## Problem set:
(a) List every full calendar date (month, day and year) that appears in the case summary about the Napa notice of determination.
(b) Answer each question from the case summary about the Napa notice of determination.
(i) How many days long was the statute of limitations that the court found applicable?
(ii) At what time on June 17, 2009, did the City file the NOD with the Napa County Clerk?
(iii) At what time on July 17, 2009, did counsel photograph the bulletin board?
(c) Extend the case summary about the Napa notice of determination, starting after its last sentence.

## Given passage:
On June 27, 2011, the First District Court of Appeal in Latinos Unidos De Napa v. City of Napa (2011) 196 Cal.App.4th 1154 (Case No. A129584), reversed a judgment dismissing a California Environmental Quality Act (CEQA) challenge on statute of limitations grounds. The court concluded the applicable statute of limitations was 180 days, not 30 days, because the notice of determination (NOD) had not been posted for a full 30 days as required by Public Resources Code section 21152, subdivision (c). Significantly, the court held that Code of Civil Procedure section 12 applies to the calculation of how long an NOD must be posted, and thus the first day on which an NOD is posted does not count as part of the 30-day posting period. Since the county clerk failed to post the notice for the entire 30th day as statutorily required, the 30-day statute of limitations was never triggered and the longer 180-day statute of limitations of Public Resources Code section 21167, subdivision (a), applied.
On June 16, 2009, the Napa City Council approved resolutions adopting amendments to the housing and land use elements of its general plan, and considered an ordinance containing related amendments to the zoning code and map (the Project). The City Council did not approve the ordinance until July 7, 2009. On June 17, 2009, at 9:05 a.m., the City filed an NOD with the Napa County Clerk stating that an environmental impact report (EIR) was not required because the City had completed a general plan program EIR in 1998 and no new significant environmental effects would result from the Project. According to a subsequent declaration, the county clerk posted the NOD from 10 a.m. on June 17, 2009, until at least 10 a.m. on July 17, 2009. Counsel for affordable housing advocates Latinos Unidos de Napa visited the Napa County Clerk’s office on July 17, 2009, and took a picture of the bulletin board at 11:29 a.m. to document that the NOD was not posted at that time.

## Data records:
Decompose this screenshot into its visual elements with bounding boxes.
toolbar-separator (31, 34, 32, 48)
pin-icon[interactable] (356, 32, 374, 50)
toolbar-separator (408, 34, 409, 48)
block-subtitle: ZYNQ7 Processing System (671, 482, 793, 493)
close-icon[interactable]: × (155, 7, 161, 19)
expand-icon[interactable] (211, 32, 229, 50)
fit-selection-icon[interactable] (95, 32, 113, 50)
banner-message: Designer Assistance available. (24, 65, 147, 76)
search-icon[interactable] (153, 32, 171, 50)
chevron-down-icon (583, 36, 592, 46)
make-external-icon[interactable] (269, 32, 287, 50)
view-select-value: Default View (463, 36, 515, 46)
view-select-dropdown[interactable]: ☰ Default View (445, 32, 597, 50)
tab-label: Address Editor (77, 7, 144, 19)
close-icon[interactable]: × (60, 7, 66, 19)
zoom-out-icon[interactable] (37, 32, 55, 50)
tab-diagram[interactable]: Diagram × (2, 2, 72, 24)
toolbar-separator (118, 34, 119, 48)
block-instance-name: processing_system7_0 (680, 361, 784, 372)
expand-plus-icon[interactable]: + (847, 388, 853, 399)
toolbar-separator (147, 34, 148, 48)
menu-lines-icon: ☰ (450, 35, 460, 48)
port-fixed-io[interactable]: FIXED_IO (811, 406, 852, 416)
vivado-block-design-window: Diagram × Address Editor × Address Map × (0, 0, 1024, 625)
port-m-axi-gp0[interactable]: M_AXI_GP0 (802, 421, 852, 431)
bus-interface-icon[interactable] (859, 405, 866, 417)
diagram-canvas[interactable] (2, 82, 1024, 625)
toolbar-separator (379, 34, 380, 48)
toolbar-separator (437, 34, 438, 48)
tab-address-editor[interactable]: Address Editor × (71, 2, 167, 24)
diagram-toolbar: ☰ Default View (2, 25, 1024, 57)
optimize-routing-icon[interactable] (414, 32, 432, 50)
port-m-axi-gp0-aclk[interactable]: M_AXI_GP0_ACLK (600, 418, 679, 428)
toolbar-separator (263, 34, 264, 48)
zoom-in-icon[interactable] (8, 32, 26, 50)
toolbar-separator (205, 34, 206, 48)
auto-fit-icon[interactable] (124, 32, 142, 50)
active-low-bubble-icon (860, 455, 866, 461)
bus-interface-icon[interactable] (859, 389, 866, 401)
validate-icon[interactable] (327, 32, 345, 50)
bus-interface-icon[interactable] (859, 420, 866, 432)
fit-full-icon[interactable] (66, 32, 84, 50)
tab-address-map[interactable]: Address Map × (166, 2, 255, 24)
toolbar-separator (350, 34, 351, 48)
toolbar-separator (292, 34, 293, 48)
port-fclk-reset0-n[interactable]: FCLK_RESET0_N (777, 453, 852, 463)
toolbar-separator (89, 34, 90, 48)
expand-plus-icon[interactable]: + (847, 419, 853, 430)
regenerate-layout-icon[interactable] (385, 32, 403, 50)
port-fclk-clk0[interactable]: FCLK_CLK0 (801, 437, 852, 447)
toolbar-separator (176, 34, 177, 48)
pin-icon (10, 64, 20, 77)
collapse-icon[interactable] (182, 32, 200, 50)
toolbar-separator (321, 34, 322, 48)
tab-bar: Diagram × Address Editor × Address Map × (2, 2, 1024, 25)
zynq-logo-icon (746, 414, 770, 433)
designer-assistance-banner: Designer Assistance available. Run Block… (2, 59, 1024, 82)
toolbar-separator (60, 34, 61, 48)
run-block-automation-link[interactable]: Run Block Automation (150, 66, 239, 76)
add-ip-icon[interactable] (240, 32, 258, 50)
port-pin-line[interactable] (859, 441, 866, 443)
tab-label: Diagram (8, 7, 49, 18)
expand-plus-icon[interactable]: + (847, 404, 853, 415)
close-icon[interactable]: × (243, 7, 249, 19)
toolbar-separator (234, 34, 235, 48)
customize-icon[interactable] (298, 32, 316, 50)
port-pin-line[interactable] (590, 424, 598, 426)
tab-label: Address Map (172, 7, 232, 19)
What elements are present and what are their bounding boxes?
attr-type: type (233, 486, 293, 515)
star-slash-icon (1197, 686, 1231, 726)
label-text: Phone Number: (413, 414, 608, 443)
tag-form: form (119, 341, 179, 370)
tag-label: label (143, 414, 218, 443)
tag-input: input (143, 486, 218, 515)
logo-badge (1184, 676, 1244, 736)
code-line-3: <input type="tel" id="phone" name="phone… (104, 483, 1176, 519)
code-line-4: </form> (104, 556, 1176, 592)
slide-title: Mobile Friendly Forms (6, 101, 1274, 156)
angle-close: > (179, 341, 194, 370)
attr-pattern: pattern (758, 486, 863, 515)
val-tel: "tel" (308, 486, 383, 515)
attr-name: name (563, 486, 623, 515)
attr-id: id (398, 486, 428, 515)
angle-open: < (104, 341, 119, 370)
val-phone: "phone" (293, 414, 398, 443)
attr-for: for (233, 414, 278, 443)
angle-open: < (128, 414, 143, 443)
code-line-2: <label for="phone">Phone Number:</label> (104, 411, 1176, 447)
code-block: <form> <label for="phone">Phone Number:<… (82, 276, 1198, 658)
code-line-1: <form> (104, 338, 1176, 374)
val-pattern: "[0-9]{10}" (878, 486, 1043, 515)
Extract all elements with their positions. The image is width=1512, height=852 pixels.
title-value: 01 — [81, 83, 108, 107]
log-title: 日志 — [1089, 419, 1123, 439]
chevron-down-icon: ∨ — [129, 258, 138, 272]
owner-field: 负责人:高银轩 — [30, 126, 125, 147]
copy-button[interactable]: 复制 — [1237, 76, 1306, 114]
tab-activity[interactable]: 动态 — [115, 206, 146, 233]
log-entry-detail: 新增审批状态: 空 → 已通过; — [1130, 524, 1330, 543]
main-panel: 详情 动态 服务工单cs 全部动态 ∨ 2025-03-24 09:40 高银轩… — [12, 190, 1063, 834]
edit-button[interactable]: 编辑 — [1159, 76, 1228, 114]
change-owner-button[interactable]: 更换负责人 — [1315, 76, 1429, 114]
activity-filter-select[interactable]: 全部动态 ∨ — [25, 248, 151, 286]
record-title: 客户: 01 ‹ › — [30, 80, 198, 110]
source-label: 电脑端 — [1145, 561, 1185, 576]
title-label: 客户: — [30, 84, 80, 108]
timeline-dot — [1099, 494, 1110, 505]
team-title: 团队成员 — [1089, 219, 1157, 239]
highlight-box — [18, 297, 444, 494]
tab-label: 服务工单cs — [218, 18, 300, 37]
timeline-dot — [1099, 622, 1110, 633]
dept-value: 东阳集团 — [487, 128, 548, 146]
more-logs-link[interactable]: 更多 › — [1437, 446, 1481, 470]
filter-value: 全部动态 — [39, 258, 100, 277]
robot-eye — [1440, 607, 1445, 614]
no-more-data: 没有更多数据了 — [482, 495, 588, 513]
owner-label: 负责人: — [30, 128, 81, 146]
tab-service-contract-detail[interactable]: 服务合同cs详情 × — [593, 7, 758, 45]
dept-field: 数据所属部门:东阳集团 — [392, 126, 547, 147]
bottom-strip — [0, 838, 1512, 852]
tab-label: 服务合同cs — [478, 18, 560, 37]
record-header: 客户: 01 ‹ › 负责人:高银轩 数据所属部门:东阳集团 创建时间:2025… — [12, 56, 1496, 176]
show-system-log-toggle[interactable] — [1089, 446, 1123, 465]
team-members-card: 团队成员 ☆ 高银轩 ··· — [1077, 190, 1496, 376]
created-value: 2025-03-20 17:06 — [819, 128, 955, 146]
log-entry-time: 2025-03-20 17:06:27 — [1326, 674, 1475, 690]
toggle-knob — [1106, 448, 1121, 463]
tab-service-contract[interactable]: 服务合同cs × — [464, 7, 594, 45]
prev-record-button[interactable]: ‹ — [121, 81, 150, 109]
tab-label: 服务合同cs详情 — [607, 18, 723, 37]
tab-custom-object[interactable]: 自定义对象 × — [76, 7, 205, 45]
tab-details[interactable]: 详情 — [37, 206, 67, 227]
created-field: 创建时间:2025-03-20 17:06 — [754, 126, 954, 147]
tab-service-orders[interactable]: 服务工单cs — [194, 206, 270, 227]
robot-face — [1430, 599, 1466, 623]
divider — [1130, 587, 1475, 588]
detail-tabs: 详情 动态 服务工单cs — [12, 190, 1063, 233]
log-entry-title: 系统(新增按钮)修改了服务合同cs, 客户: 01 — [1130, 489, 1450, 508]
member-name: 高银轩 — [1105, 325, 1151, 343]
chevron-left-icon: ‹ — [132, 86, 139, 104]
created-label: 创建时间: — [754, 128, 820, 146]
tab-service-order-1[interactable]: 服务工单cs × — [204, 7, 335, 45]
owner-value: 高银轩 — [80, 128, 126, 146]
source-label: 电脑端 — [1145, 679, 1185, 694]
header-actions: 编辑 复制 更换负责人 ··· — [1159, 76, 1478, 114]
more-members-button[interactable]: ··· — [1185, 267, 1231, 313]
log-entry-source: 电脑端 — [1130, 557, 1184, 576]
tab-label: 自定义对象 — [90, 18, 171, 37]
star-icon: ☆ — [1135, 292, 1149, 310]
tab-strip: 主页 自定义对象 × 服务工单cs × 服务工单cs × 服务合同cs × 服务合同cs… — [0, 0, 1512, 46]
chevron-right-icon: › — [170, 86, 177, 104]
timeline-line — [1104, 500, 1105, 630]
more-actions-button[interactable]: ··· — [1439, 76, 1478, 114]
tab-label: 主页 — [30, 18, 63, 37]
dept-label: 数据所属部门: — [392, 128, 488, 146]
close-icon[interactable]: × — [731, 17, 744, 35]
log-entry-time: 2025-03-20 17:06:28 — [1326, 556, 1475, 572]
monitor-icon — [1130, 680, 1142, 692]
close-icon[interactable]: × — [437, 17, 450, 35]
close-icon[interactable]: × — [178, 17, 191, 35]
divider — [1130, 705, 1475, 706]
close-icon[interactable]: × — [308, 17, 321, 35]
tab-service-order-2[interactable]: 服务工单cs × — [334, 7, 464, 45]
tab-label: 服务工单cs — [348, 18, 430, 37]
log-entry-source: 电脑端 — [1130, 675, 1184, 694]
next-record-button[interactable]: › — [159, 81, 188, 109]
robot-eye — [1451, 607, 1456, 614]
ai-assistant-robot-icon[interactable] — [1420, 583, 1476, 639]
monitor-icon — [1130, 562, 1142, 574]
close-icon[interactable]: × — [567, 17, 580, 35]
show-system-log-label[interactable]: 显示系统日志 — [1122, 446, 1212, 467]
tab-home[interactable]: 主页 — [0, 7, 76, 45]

## Responses for each task:
(a)
June 27, 2011
June 16, 2009
July 7, 2009
June 17, 2009
July 17, 2009

(b)
(i) 180 days
(ii) 9:05 a.m.
(iii) 11:29 a.m.

(c)
On September 17, 2009, Latinos Unidos filed a petition for writ of mandate under CEQA against the City and other city officials, asserting that an EIR was required for the Project. The City moved to dismiss the CEQA challenge on the grounds that it was barred by the running of the 30-day statute of limitations prescribed in Public Resources Code section 21167, subdivision (e). The trial court found that a 30-day statute of limitations was triggered when the City filed the NOD with the county clerk and granted the City’s motion for judgment on the CEQA cause of action. Latinos Unidos voluntarily dropped other causes of action it had added in an amended petition and appealed the dismissal of its CEQA challenge to the First District Court of Appeal.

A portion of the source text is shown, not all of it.